__GIVEN INSTRUCTION__: From the entries that follow, extract each line holding the string "content".
^^^^^^^^^^^^^^^^
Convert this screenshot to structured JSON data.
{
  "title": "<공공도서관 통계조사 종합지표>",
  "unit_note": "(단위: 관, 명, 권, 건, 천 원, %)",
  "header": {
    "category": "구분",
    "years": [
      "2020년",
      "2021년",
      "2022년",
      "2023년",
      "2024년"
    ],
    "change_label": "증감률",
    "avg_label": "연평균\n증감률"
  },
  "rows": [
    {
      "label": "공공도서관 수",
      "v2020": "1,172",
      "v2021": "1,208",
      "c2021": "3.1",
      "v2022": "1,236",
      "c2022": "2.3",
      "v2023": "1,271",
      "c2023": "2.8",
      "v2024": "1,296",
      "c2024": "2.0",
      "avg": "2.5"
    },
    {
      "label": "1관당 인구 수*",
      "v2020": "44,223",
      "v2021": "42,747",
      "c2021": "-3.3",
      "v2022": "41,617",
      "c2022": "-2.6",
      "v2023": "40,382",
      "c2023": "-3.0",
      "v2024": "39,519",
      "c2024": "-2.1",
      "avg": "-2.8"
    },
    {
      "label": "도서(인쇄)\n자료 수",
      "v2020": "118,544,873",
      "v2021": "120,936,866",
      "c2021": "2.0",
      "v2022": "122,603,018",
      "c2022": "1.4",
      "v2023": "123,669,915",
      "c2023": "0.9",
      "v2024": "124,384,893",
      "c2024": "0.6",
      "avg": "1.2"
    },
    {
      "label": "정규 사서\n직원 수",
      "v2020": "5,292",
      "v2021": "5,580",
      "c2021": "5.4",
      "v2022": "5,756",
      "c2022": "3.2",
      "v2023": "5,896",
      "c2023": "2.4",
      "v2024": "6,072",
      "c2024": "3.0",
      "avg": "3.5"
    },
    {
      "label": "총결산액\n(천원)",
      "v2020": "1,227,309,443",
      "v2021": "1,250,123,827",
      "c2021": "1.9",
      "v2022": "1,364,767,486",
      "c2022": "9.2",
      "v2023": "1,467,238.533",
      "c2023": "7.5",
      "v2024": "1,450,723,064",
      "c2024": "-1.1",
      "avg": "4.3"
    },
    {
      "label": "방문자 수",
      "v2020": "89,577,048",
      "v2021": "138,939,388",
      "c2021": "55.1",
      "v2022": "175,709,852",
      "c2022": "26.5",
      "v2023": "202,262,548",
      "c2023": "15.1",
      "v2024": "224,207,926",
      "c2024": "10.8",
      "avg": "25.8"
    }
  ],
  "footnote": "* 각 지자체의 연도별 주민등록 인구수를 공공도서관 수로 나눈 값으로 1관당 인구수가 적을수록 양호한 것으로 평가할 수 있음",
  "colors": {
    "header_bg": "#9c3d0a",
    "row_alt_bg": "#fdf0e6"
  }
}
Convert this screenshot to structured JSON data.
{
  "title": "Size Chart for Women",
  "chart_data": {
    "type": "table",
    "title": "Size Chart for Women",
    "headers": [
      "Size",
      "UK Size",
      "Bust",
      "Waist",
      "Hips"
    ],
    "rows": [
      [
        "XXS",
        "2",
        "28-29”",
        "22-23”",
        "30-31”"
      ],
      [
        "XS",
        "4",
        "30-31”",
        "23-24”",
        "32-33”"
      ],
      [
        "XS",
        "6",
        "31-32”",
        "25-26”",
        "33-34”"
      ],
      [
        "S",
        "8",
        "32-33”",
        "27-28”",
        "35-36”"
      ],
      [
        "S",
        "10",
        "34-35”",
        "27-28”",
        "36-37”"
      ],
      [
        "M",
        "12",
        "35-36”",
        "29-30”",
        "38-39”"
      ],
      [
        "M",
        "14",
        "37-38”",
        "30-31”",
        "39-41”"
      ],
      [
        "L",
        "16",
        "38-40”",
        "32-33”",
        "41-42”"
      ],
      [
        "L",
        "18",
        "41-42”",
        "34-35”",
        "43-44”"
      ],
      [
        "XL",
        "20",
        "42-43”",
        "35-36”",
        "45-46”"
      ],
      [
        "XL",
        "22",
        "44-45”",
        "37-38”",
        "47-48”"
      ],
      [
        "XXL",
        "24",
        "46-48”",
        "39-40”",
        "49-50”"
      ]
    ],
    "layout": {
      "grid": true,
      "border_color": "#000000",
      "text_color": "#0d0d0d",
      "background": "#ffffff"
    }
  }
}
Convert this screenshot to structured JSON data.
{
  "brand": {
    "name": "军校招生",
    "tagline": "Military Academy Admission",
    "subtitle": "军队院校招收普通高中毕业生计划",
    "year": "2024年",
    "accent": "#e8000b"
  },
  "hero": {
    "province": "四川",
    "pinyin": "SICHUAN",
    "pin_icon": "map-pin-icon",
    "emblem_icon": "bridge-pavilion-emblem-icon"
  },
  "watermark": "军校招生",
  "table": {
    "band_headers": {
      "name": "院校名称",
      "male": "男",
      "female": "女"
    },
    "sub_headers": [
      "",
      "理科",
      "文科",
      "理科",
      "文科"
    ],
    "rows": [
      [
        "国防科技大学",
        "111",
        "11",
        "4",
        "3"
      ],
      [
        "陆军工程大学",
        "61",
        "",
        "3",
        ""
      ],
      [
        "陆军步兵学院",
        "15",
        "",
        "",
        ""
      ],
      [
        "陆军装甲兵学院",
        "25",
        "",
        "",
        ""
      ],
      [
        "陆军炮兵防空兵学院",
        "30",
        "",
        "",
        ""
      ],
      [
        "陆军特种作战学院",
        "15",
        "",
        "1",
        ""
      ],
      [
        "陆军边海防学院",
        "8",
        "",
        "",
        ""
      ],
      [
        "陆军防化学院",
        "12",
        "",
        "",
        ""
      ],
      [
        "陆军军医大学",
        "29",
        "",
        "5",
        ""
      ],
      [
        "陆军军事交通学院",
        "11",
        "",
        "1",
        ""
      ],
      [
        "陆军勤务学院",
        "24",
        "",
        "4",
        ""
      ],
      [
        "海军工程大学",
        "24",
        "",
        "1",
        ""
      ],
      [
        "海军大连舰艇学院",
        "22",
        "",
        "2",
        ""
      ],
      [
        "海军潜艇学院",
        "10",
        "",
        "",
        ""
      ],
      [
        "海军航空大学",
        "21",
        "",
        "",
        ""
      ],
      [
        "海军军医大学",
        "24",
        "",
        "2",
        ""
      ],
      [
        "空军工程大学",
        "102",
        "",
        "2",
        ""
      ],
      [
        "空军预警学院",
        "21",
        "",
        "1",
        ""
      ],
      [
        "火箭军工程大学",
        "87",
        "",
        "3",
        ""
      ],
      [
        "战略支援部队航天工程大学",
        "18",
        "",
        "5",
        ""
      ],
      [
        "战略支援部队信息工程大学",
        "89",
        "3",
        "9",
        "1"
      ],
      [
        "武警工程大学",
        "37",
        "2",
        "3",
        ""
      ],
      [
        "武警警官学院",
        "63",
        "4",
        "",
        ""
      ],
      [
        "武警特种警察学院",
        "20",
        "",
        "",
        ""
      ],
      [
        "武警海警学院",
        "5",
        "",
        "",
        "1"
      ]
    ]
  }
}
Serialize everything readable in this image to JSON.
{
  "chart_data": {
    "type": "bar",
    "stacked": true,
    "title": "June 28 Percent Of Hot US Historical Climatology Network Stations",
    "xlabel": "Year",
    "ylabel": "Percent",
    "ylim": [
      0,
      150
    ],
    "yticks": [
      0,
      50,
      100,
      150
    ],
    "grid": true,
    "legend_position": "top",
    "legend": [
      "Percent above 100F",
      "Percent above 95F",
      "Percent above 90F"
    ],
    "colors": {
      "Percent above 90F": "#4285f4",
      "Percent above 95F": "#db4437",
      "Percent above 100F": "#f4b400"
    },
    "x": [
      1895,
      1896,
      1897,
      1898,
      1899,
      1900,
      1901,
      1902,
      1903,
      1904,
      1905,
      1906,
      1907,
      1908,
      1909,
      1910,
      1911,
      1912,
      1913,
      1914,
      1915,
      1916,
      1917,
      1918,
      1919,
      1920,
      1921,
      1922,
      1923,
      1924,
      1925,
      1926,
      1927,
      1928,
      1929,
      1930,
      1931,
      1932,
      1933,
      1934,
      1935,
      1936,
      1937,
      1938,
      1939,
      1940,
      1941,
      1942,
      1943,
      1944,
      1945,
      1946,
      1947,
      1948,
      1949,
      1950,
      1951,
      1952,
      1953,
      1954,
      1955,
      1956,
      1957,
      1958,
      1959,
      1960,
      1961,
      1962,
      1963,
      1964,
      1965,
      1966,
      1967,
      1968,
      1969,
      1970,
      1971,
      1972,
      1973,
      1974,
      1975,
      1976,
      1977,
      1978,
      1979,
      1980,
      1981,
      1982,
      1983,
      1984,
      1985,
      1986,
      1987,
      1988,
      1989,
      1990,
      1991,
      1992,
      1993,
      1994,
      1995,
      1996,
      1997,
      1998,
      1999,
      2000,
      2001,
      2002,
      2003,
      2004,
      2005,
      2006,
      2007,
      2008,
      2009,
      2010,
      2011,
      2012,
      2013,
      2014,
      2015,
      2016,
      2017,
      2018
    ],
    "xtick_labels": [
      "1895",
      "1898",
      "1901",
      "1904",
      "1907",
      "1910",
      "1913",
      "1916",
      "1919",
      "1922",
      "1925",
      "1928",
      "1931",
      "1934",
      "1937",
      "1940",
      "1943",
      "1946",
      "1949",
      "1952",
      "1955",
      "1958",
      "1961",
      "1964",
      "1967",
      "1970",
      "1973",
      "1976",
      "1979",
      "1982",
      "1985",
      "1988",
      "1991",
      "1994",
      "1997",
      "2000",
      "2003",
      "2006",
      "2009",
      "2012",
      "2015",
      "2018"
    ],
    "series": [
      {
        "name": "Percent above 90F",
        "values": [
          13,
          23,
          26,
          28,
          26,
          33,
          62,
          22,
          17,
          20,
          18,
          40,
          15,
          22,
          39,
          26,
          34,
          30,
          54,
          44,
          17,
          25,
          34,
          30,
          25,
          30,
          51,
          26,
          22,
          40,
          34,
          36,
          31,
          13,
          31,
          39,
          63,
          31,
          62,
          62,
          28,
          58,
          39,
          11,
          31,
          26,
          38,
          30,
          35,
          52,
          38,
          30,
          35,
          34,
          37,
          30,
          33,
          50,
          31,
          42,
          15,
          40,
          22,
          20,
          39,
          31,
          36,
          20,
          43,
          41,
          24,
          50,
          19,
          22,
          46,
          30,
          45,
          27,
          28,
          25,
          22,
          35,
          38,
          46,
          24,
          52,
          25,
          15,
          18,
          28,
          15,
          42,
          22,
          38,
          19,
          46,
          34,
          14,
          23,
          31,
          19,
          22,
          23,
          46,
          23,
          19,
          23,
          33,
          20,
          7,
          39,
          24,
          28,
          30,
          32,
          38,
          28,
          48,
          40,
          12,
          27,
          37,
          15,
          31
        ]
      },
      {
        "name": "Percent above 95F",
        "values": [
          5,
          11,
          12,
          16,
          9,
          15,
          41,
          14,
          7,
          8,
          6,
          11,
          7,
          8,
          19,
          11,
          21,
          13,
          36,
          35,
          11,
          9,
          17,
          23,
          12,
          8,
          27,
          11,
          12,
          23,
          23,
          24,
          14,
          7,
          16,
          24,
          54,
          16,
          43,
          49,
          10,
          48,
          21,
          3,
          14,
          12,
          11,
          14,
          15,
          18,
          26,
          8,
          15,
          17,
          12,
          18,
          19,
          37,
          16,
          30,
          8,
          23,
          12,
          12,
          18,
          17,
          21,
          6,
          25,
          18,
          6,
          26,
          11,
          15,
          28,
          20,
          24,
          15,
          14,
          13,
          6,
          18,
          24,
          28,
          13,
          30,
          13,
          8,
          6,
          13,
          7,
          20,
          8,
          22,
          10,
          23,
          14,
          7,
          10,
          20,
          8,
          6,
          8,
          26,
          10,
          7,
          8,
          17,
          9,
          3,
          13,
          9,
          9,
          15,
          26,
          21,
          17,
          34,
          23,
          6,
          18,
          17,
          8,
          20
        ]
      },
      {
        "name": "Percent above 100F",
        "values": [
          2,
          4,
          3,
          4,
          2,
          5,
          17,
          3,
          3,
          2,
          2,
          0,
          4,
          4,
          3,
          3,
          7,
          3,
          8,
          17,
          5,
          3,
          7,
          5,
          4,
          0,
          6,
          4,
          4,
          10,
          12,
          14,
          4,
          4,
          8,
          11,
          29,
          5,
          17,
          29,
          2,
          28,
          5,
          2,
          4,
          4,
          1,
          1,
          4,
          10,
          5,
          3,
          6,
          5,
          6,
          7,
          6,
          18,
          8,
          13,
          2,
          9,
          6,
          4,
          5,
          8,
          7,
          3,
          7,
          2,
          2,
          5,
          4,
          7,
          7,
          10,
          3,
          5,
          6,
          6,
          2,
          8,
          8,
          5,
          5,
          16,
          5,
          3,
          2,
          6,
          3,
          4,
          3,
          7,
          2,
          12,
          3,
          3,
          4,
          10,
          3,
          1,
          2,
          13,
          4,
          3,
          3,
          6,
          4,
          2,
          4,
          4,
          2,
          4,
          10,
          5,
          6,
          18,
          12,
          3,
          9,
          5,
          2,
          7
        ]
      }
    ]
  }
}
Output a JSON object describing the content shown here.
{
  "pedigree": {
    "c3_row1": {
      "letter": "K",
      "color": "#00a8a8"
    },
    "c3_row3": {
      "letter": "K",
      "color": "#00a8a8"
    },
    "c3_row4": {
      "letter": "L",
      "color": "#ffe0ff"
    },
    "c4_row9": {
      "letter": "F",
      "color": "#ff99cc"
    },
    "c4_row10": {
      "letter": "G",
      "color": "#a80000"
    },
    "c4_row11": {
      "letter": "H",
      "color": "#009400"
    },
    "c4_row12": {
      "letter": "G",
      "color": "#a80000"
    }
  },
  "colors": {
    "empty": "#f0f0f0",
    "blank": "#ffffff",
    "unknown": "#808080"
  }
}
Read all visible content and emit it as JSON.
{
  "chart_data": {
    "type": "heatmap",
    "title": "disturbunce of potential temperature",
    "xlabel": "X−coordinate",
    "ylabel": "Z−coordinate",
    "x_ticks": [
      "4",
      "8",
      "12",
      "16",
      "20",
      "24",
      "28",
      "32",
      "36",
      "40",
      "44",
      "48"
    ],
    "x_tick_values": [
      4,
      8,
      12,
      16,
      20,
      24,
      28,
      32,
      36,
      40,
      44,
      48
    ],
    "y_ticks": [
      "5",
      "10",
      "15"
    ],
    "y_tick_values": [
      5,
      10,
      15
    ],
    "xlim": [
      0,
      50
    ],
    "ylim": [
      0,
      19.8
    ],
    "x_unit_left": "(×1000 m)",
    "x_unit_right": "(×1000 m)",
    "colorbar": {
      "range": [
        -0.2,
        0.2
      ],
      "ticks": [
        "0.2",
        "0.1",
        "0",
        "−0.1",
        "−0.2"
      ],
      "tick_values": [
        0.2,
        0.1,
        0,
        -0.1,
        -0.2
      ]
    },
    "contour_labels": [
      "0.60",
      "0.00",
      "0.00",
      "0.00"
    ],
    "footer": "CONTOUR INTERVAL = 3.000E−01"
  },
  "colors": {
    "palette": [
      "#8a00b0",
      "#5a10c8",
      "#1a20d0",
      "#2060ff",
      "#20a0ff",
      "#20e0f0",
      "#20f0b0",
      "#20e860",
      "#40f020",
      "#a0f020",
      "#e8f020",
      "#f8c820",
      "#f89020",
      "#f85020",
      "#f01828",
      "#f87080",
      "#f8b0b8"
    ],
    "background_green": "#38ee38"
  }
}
^^^^^^^^^^^^^^^^
__TASK OUTPUT__:
Output a JSON object describing the content shown here.
Read all visible content and emit it as JSON.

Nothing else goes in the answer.